STATED TASK A:
Could you write out the RXPBench options text again, word for word and in full?

[START OF EXTRACT TO READ]

If iterations are used along with a runtime-seconds option, the test will finish with whatever limit comes first.

8.3. Packet (--run-packets, -p)

This option sets the total number of packets that are read from the selected input mode. After this number of packets is read from a file or received from a network port, rxpbench will complete.

8.4. Total Bytes (--run-bytes, -b)

Regardless of the input mode this is the total number of bytes received that is required to mark the execution as complete.

For live traffic this is the total number of bytes received from the physical port. For both the PCAP input file and text file this is the total bytes to read from the input files.

9. Search-specific Options

These options allow for finer control of data to be transmitted to the RegEx device for pattern matching.

9.1. Buffer Length (--buf-length, -l)

When the RXPBench is reading from input files (whether PCAP, or text files) it has all the information readily available (unlike live traffic which must be received). This allows the application to read a variable amount of input data per iteration.

This option controls the amount of data that is read from the input file and passed to the RegEx algorithm.

Note:

With PCAP capture files this option may result in data be transmitted from part of packet, or alternatively multiple packets, if the buffer length supplied is less than or greater than the PCAP’s frame length.

9.2. Buffer Threshold (--buf-thres, -t)

When live traffic is being received from a physical port, this option specifies the received packets minimum size before it will be processed.

For example, setting this value to 256 bytes means that if a packet arrives that is less than 256 bytes in length it will not be processed by RXPBench.

Packets that are dropped by this threshold are recorded in the statistics under “UNDER THRES” field.

9.3. Buffer Overlapping (--buf-overlap, -o)

When the input is being read from files (either PCAP, or text files) this option allows a certain number of bytes to be overlapped from the previous frame.

[END OF EXTRACT TO READ]
[START OF SUPPLIED RECORDS]

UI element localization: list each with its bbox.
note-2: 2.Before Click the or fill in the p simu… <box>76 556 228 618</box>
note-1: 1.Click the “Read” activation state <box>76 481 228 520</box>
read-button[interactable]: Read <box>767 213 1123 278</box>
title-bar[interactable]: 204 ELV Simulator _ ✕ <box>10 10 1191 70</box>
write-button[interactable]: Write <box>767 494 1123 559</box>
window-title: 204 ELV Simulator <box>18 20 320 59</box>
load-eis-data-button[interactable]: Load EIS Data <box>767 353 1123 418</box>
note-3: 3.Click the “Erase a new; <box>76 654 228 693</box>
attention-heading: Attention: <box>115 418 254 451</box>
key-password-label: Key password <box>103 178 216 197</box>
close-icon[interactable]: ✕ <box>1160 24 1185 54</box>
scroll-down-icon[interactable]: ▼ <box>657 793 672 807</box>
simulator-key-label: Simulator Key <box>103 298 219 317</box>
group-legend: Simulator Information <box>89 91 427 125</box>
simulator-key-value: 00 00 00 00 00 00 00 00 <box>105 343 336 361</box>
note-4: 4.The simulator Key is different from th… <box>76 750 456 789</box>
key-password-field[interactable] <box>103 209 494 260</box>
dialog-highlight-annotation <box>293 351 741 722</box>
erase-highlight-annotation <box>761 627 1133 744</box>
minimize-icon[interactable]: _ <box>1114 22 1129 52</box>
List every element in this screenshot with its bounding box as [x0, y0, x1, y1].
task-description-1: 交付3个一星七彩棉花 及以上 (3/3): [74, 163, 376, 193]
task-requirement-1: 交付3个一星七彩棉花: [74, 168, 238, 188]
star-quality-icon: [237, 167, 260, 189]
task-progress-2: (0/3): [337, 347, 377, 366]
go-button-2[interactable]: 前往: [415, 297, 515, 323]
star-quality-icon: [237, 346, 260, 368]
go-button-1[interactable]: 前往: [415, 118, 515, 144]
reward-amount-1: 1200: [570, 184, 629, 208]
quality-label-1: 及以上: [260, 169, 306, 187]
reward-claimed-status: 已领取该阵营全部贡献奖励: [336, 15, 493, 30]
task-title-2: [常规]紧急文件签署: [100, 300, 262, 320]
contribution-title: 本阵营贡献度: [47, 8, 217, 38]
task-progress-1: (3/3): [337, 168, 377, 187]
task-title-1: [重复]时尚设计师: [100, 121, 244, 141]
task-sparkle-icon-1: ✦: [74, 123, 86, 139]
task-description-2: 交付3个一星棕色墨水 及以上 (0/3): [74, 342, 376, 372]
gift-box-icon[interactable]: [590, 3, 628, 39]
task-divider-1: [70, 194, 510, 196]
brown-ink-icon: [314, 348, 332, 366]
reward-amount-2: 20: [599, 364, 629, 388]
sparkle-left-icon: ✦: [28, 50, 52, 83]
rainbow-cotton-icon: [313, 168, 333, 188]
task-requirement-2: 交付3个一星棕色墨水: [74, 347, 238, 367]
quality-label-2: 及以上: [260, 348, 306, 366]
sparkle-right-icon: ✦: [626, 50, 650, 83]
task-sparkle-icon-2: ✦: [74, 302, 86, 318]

[END OF SUPPLIED RECORDS]

STATED TASK B:
Can you transcribe the entries from their first line through the line containing "read-button[interactable]: Read <box>767", including that line, copying each one precisely?

CORRECT ANSWER A:
If iterations are used along with a runtime-seconds option, the test will finish with whatever limit comes first.

8.3. Packet (--run-packets, -p)

This option sets the total number of packets that are read from the selected input mode. After this number of packets is read from a file or received from a network port, rxpbench will complete.

8.4. Total Bytes (--run-bytes, -b)

Regardless of the input mode this is the total number of bytes received that is required to mark the execution as complete.

For live traffic this is the total number of bytes received from the physical port. For both the PCAP input file and text file this is the total bytes to read from the input files.

9. Search-specific Options

These options allow for finer control of data to be transmitted to the RegEx device for pattern matching.

9.1. Buffer Length (--buf-length, -l)

When the RXPBench is reading from input files (whether PCAP, or text files) it has all the information readily available (unlike live traffic which must be received). This allows the application to read a variable amount of input data per iteration.

This option controls the amount of data that is read from the input file and passed to the RegEx algorithm.

Note:

With PCAP capture files this option may result in data be transmitted from part of packet, or alternatively multiple packets, if the buffer length supplied is less than or greater than the PCAP’s frame length.

9.2. Buffer Threshold (--buf-thres, -t)

When live traffic is being received from a physical port, this option specifies the received packets minimum size before it will be processed.

For example, setting this value to 256 bytes means that if a packet arrives that is less than 256 bytes in length it will not be processed by RXPBench.

Packets that are dropped by this threshold are recorded in the statistics under “UNDER THRES” field.

9.3. Buffer Overlapping (--buf-overlap, -o)

When the input is being read from files (either PCAP, or text files) this option allows a certain number of bytes to be overlapped from the previous frame.

CORRECT ANSWER B:
UI element localization: list each with its bbox.
note-2: 2.Before Click the or fill in the p simu… <box>76 556 228 618</box>
note-1: 1.Click the “Read” activation state <box>76 481 228 520</box>
read-button[interactable]: Read <box>767 213 1123 278</box>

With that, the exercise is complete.